* [Given problem]:
Pick out and copy every line below that has the word "structured".

Stored data:

-*-*-

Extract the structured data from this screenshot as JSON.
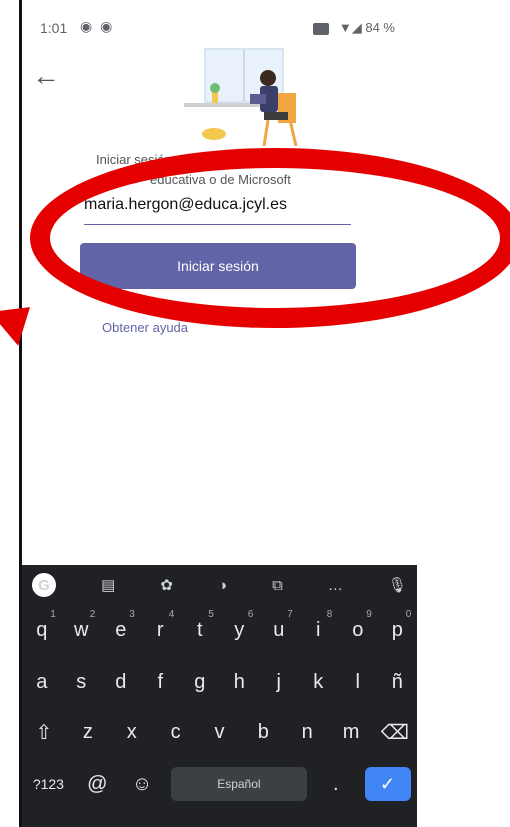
{
  "status_bar": {
    "time": "1:01",
    "icons": "◉ ◉",
    "battery": "84 %"
  },
  "back_icon": "←",
  "signin": {
    "prompt_line1": "Iniciar sesión",
    "prompt_line2": "educativa o de Microsoft",
    "email_value": "maria.hergon@educa.jcyl.es",
    "button_label": "Iniciar sesión",
    "help_link": "Obtener ayuda"
  },
  "keyboard": {
    "toolbar_icons": [
      "G",
      "▤",
      "✿",
      "◑",
      "⧉",
      "…",
      "🎙"
    ],
    "row1": [
      {
        "k": "q",
        "h": "1"
      },
      {
        "k": "w",
        "h": "2"
      },
      {
        "k": "e",
        "h": "3"
      },
      {
        "k": "r",
        "h": "4"
      },
      {
        "k": "t",
        "h": "5"
      },
      {
        "k": "y",
        "h": "6"
      },
      {
        "k": "u",
        "h": "7"
      },
      {
        "k": "i",
        "h": "8"
      },
      {
        "k": "o",
        "h": "9"
      },
      {
        "k": "p",
        "h": "0"
      }
    ],
    "row2": [
      "a",
      "s",
      "d",
      "f",
      "g",
      "h",
      "j",
      "k",
      "l",
      "ñ"
    ],
    "row3": [
      "⇧",
      "z",
      "x",
      "c",
      "v",
      "b",
      "n",
      "m",
      "⌫"
    ],
    "row4": {
      "sym": "?123",
      "at": "@",
      "emoji": "☺",
      "space": "Español",
      "dot": ".",
      "enter": "✓"
    }
  },
  "annotation_color": "#e50000"
}
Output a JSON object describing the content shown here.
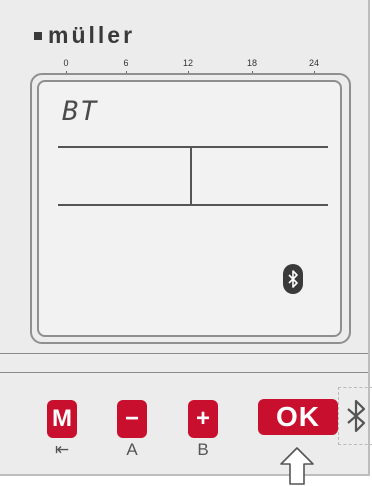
{
  "brand": {
    "name": "müller"
  },
  "scale": {
    "labels": [
      "0",
      "6",
      "12",
      "18",
      "24"
    ]
  },
  "lcd": {
    "text": "BT"
  },
  "keys": {
    "m": {
      "label": "M",
      "sublabel": "⇤"
    },
    "minus": {
      "label": "−",
      "sublabel": "A"
    },
    "plus": {
      "label": "+",
      "sublabel": "B"
    },
    "ok": {
      "label": "OK"
    }
  },
  "icons": [
    "bluetooth-icon",
    "hand-pointer-icon"
  ],
  "colors": {
    "key_red": "#c8102e",
    "panel": "#ececec"
  }
}
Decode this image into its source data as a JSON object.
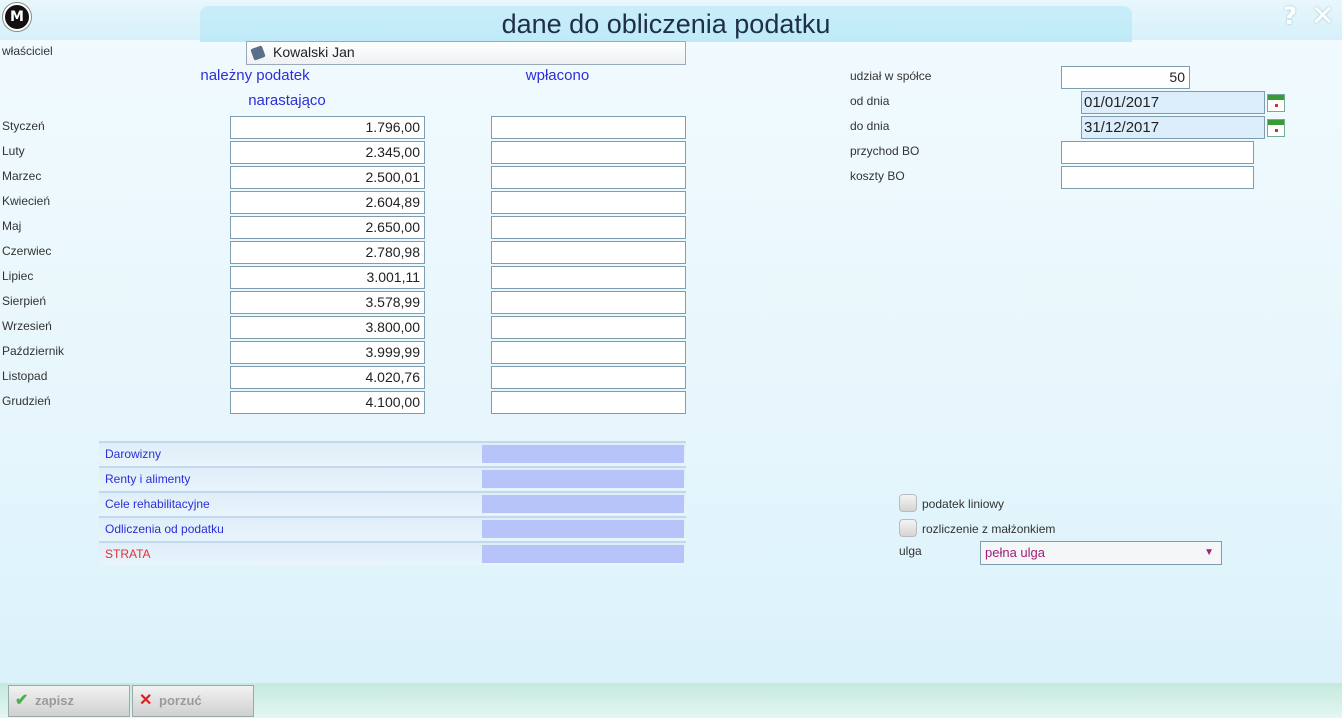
{
  "window": {
    "title": "dane do obliczenia podatku",
    "logo_text": "M",
    "help": "?",
    "close": "✕"
  },
  "owner": {
    "label": "właściciel",
    "value": "Kowalski Jan"
  },
  "columns": {
    "due_line1": "należny podatek",
    "due_line2": "narastająco",
    "paid": "wpłacono"
  },
  "months": [
    {
      "name": "Styczeń",
      "due": "1.796,00",
      "paid": ""
    },
    {
      "name": "Luty",
      "due": "2.345,00",
      "paid": ""
    },
    {
      "name": "Marzec",
      "due": "2.500,01",
      "paid": ""
    },
    {
      "name": "Kwiecień",
      "due": "2.604,89",
      "paid": ""
    },
    {
      "name": "Maj",
      "due": "2.650,00",
      "paid": ""
    },
    {
      "name": "Czerwiec",
      "due": "2.780,98",
      "paid": ""
    },
    {
      "name": "Lipiec",
      "due": "3.001,11",
      "paid": ""
    },
    {
      "name": "Sierpień",
      "due": "3.578,99",
      "paid": ""
    },
    {
      "name": "Wrzesień",
      "due": "3.800,00",
      "paid": ""
    },
    {
      "name": "Październik",
      "due": "3.999,99",
      "paid": ""
    },
    {
      "name": "Listopad",
      "due": "4.020,76",
      "paid": ""
    },
    {
      "name": "Grudzień",
      "due": "4.100,00",
      "paid": ""
    }
  ],
  "deductions": [
    {
      "label": "Darowizny"
    },
    {
      "label": "Renty i alimenty"
    },
    {
      "label": "Cele rehabilitacyjne"
    },
    {
      "label": "Odliczenia od podatku"
    },
    {
      "label": "STRATA"
    }
  ],
  "right": {
    "share_label": "udział w spółce",
    "share_value": "50",
    "from_label": "od dnia",
    "from_value": "01/01/2017",
    "to_label": "do dnia",
    "to_value": "31/12/2017",
    "income_label": "przychod BO",
    "income_value": "",
    "costs_label": "koszty BO",
    "costs_value": ""
  },
  "options": {
    "linear_tax": "podatek liniowy",
    "spouse": "rozliczenie z małżonkiem",
    "relief_label": "ulga",
    "relief_value": "pełna ulga"
  },
  "buttons": {
    "save": "zapisz",
    "discard": "porzuć"
  },
  "colors": {
    "accent": "#2b2fd6",
    "strata": "#e03232",
    "bar": "#b6c4fa"
  }
}
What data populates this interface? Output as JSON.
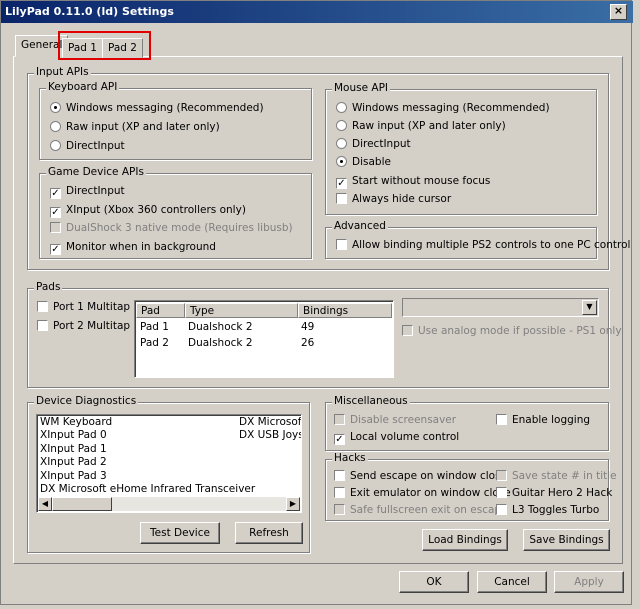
{
  "window": {
    "title": "LilyPad 0.11.0 (ld) Settings",
    "close_glyph": "×"
  },
  "tabs": [
    "General",
    "Pad 1",
    "Pad 2"
  ],
  "input_apis": {
    "label": "Input APIs",
    "keyboard": {
      "label": "Keyboard API",
      "options": [
        "Windows messaging (Recommended)",
        "Raw input (XP and later only)",
        "DirectInput"
      ],
      "selected": 0
    },
    "game_device": {
      "label": "Game Device APIs",
      "items": [
        {
          "label": "DirectInput",
          "checked": true,
          "enabled": true
        },
        {
          "label": "XInput (Xbox 360 controllers only)",
          "checked": true,
          "enabled": true
        },
        {
          "label": "DualShock 3 native mode (Requires libusb)",
          "checked": false,
          "enabled": false
        },
        {
          "label": "Monitor when in background",
          "checked": true,
          "enabled": true
        }
      ]
    },
    "mouse": {
      "label": "Mouse API",
      "options": [
        "Windows messaging (Recommended)",
        "Raw input (XP and later only)",
        "DirectInput",
        "Disable"
      ],
      "selected": 3,
      "checks": [
        {
          "label": "Start without mouse focus",
          "checked": true
        },
        {
          "label": "Always hide cursor",
          "checked": false
        }
      ]
    },
    "advanced": {
      "label": "Advanced",
      "items": [
        {
          "label": "Allow binding multiple PS2 controls to one PC control",
          "checked": false
        }
      ]
    }
  },
  "pads": {
    "label": "Pads",
    "multitap": [
      {
        "label": "Port 1 Multitap",
        "checked": false
      },
      {
        "label": "Port 2 Multitap",
        "checked": false
      }
    ],
    "columns": [
      "Pad",
      "Type",
      "Bindings"
    ],
    "rows": [
      [
        "Pad 1",
        "Dualshock 2",
        "49"
      ],
      [
        "Pad 2",
        "Dualshock 2",
        "26"
      ]
    ],
    "analog_label": "Use analog mode if possible - PS1 only"
  },
  "diagnostics": {
    "label": "Device Diagnostics",
    "col1": [
      "WM Keyboard",
      "XInput Pad 0",
      "XInput Pad 1",
      "XInput Pad 2",
      "XInput Pad 3",
      "DX Microsoft eHome Infrared Transceiver"
    ],
    "col2": [
      "DX Microsoft e",
      "DX USB Joysti"
    ],
    "test_label": "Test Device",
    "refresh_label": "Refresh"
  },
  "misc": {
    "label": "Miscellaneous",
    "items": [
      {
        "label": "Disable screensaver",
        "checked": false,
        "enabled": false
      },
      {
        "label": "Enable logging",
        "checked": false,
        "enabled": true
      },
      {
        "label": "Local volume control",
        "checked": true,
        "enabled": true
      }
    ]
  },
  "hacks": {
    "label": "Hacks",
    "items": [
      {
        "label": "Send escape on window close",
        "checked": false,
        "enabled": true
      },
      {
        "label": "Save state # in title",
        "checked": false,
        "enabled": false
      },
      {
        "label": "Exit emulator on window close",
        "checked": false,
        "enabled": true
      },
      {
        "label": "Guitar Hero 2 Hack",
        "checked": false,
        "enabled": true
      },
      {
        "label": "Safe fullscreen exit on escape",
        "checked": false,
        "enabled": false
      },
      {
        "label": "L3 Toggles Turbo",
        "checked": false,
        "enabled": true
      }
    ]
  },
  "buttons": {
    "load": "Load Bindings",
    "save": "Save Bindings",
    "ok": "OK",
    "cancel": "Cancel",
    "apply": "Apply"
  },
  "colors": {
    "highlight": "#e00000",
    "title_bar": "#0a246a"
  }
}
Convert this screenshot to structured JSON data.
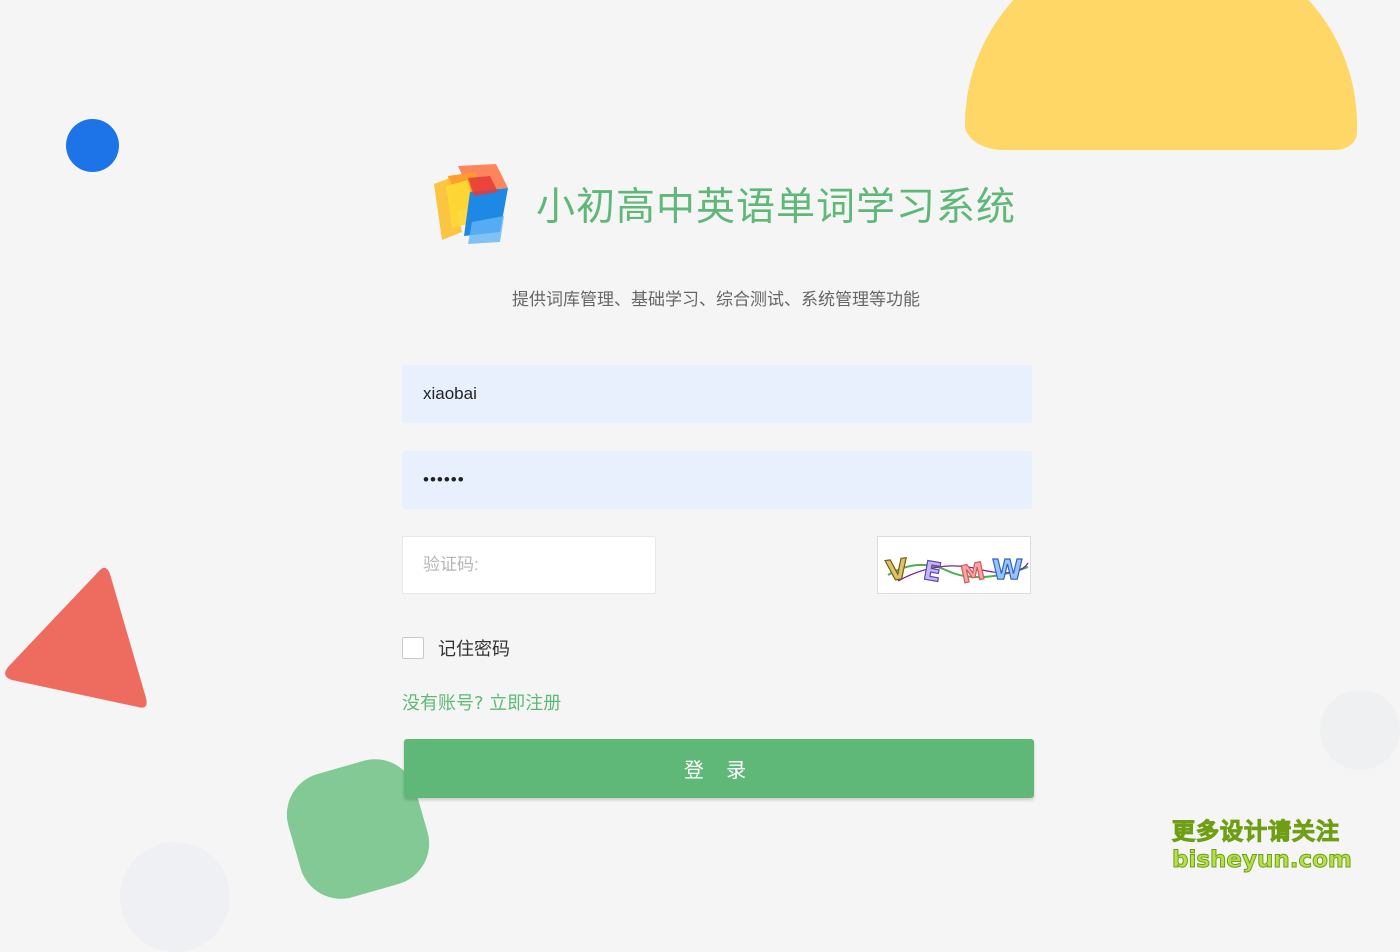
{
  "app": {
    "title": "小初高中英语单词学习系统",
    "subtitle": "提供词库管理、基础学习、综合测试、系统管理等功能"
  },
  "login_form": {
    "username_value": "xiaobai",
    "password_value": "••••••",
    "captcha_placeholder": "验证码:",
    "captcha_text": "VEMW",
    "remember_label": "记住密码",
    "register_link": "没有账号? 立即注册",
    "login_button": "登 录"
  },
  "watermark": {
    "line1": "更多设计请关注",
    "line2": "bisheyun.com"
  },
  "colors": {
    "accent": "#5fb878",
    "input_fill": "#e8f0fe",
    "background": "#f5f5f5",
    "yellow_shape": "#fed766",
    "blue_dot": "#1d74e8",
    "red_triangle": "#ee6b60",
    "green_shape": "#83c995"
  }
}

-*-*-

* [Answer for the task]:
Extract the structured data from this screenshot as JSON.
Convert this screenshot to structured JSON data.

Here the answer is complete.